-- START Records --

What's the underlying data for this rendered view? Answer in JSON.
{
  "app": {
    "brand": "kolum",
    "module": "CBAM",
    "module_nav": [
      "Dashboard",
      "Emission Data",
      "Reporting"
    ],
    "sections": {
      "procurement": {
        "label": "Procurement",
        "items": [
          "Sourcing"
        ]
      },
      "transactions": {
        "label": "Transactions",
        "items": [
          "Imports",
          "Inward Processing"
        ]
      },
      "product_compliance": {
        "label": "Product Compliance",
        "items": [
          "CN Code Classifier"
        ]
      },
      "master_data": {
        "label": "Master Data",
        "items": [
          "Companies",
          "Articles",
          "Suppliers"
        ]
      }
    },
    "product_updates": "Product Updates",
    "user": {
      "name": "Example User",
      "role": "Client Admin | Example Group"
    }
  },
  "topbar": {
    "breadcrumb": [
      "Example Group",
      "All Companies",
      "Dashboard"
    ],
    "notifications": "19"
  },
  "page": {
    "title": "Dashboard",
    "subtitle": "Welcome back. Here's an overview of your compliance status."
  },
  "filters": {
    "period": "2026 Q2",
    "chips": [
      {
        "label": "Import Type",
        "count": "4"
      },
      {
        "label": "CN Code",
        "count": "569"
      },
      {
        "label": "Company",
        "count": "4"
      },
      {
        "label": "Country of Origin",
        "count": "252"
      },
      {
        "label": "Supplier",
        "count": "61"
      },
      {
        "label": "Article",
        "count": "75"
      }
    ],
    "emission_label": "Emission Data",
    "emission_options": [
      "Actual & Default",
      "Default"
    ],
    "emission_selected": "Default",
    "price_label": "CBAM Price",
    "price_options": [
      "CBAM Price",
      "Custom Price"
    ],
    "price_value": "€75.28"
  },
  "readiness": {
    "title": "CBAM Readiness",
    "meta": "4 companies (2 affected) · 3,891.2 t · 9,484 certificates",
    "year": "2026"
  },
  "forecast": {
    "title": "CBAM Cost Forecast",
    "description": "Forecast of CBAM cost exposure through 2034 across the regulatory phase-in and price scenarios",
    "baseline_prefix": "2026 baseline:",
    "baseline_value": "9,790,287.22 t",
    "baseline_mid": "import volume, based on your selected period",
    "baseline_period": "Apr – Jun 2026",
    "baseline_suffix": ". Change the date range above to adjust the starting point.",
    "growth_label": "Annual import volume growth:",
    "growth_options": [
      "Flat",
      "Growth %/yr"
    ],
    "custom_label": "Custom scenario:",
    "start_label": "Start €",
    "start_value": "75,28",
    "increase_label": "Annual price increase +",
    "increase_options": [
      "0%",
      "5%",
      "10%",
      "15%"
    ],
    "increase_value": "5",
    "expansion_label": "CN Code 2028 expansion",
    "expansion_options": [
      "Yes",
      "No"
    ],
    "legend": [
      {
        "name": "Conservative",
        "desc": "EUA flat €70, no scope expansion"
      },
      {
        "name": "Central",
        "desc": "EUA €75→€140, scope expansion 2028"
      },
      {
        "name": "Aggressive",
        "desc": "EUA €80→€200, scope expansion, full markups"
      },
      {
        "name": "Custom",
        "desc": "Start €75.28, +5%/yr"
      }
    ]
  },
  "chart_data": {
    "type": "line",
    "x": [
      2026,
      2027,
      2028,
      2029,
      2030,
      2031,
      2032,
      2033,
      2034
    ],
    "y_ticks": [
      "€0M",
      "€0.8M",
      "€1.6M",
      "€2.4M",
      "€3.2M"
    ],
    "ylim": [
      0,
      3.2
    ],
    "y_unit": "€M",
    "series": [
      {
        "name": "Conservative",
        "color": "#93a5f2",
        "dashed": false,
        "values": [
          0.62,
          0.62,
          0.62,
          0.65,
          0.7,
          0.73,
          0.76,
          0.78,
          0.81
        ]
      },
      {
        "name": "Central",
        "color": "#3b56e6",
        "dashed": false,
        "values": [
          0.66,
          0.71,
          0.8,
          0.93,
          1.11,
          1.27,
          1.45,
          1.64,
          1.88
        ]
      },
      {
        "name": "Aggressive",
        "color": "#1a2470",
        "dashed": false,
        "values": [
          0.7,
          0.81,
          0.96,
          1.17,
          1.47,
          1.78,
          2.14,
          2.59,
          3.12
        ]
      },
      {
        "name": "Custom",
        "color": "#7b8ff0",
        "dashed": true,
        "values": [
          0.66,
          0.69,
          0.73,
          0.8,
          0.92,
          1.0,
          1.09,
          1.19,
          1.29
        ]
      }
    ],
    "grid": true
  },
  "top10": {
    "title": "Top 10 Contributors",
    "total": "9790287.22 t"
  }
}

-- END Records --

Short task: Scan the material above for the string "CBAM" and return the lines that hold it.

Exercise result:
    "module": "CBAM",
    "price_label": "CBAM Price",
      "CBAM Price",
    "title": "CBAM Readiness",
    "title": "CBAM Cost Forecast",
    "description": "Forecast of CBAM cost exposure through 2034 across the regulatory phase-in and price scenarios",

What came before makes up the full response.